Aim of the exercise:
List each line of the data that holds the string "kernel", please.

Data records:
....

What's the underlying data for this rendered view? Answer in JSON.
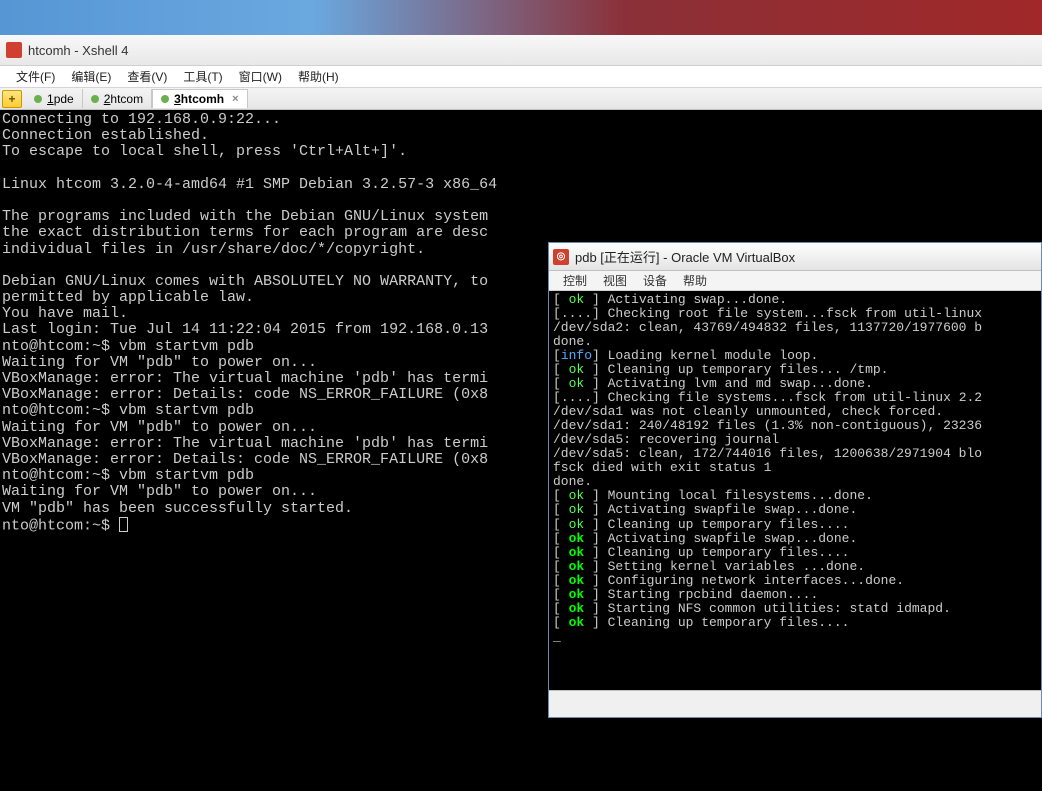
{
  "xshell": {
    "title": "htcomh - Xshell 4",
    "menu": [
      "文件(F)",
      "编辑(E)",
      "查看(V)",
      "工具(T)",
      "窗口(W)",
      "帮助(H)"
    ],
    "add_btn": "+",
    "tabs": [
      {
        "num": "1",
        "label": "pde"
      },
      {
        "num": "2",
        "label": "htcom"
      },
      {
        "num": "3",
        "label": "htcomh"
      }
    ],
    "terminal_lines": [
      "Connecting to 192.168.0.9:22...",
      "Connection established.",
      "To escape to local shell, press 'Ctrl+Alt+]'.",
      "",
      "Linux htcom 3.2.0-4-amd64 #1 SMP Debian 3.2.57-3 x86_64",
      "",
      "The programs included with the Debian GNU/Linux system",
      "the exact distribution terms for each program are desc",
      "individual files in /usr/share/doc/*/copyright.",
      "",
      "Debian GNU/Linux comes with ABSOLUTELY NO WARRANTY, to",
      "permitted by applicable law.",
      "You have mail.",
      "Last login: Tue Jul 14 11:22:04 2015 from 192.168.0.13",
      "nto@htcom:~$ vbm startvm pdb",
      "Waiting for VM \"pdb\" to power on...",
      "VBoxManage: error: The virtual machine 'pdb' has termi",
      "VBoxManage: error: Details: code NS_ERROR_FAILURE (0x8",
      "nto@htcom:~$ vbm startvm pdb",
      "Waiting for VM \"pdb\" to power on...",
      "VBoxManage: error: The virtual machine 'pdb' has termi",
      "VBoxManage: error: Details: code NS_ERROR_FAILURE (0x8",
      "nto@htcom:~$ vbm startvm pdb",
      "Waiting for VM \"pdb\" to power on...",
      "VM \"pdb\" has been successfully started."
    ],
    "prompt": "nto@htcom:~$ "
  },
  "vbox": {
    "title": "pdb [正在运行] - Oracle VM VirtualBox",
    "menu": [
      "控制",
      "视图",
      "设备",
      "帮助"
    ],
    "lines": [
      {
        "tag": "ok",
        "text": "Activating swap...done."
      },
      {
        "tag": "....",
        "text": "Checking root file system...fsck from util-linux"
      },
      {
        "raw": "/dev/sda2: clean, 43769/494832 files, 1137720/1977600 b"
      },
      {
        "raw": "done."
      },
      {
        "tag": "info",
        "text": "Loading kernel module loop."
      },
      {
        "tag": "ok",
        "text": "Cleaning up temporary files... /tmp."
      },
      {
        "tag": "ok",
        "text": "Activating lvm and md swap...done."
      },
      {
        "tag": "....",
        "text": "Checking file systems...fsck from util-linux 2.2"
      },
      {
        "raw": "/dev/sda1 was not cleanly unmounted, check forced."
      },
      {
        "raw": "/dev/sda1: 240/48192 files (1.3% non-contiguous), 23236"
      },
      {
        "raw": "/dev/sda5: recovering journal"
      },
      {
        "raw": "/dev/sda5: clean, 172/744016 files, 1200638/2971904 blo"
      },
      {
        "raw": "fsck died with exit status 1"
      },
      {
        "raw": "done."
      },
      {
        "tag": "ok",
        "text": "Mounting local filesystems...done."
      },
      {
        "tag": "ok",
        "text": "Activating swapfile swap...done."
      },
      {
        "tag": "ok",
        "text": "Cleaning up temporary files...."
      },
      {
        "tag": "okb",
        "text": "Activating swapfile swap...done."
      },
      {
        "tag": "okb",
        "text": "Cleaning up temporary files...."
      },
      {
        "tag": "okb",
        "text": "Setting kernel variables ...done."
      },
      {
        "tag": "okb",
        "text": "Configuring network interfaces...done."
      },
      {
        "tag": "okb",
        "text": "Starting rpcbind daemon...."
      },
      {
        "tag": "okb",
        "text": "Starting NFS common utilities: statd idmapd."
      },
      {
        "tag": "okb",
        "text": "Cleaning up temporary files...."
      }
    ]
  }
}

....

Exercise output:
        "text": "Loading kernel module loop."
        "text": "Setting kernel variables ...done."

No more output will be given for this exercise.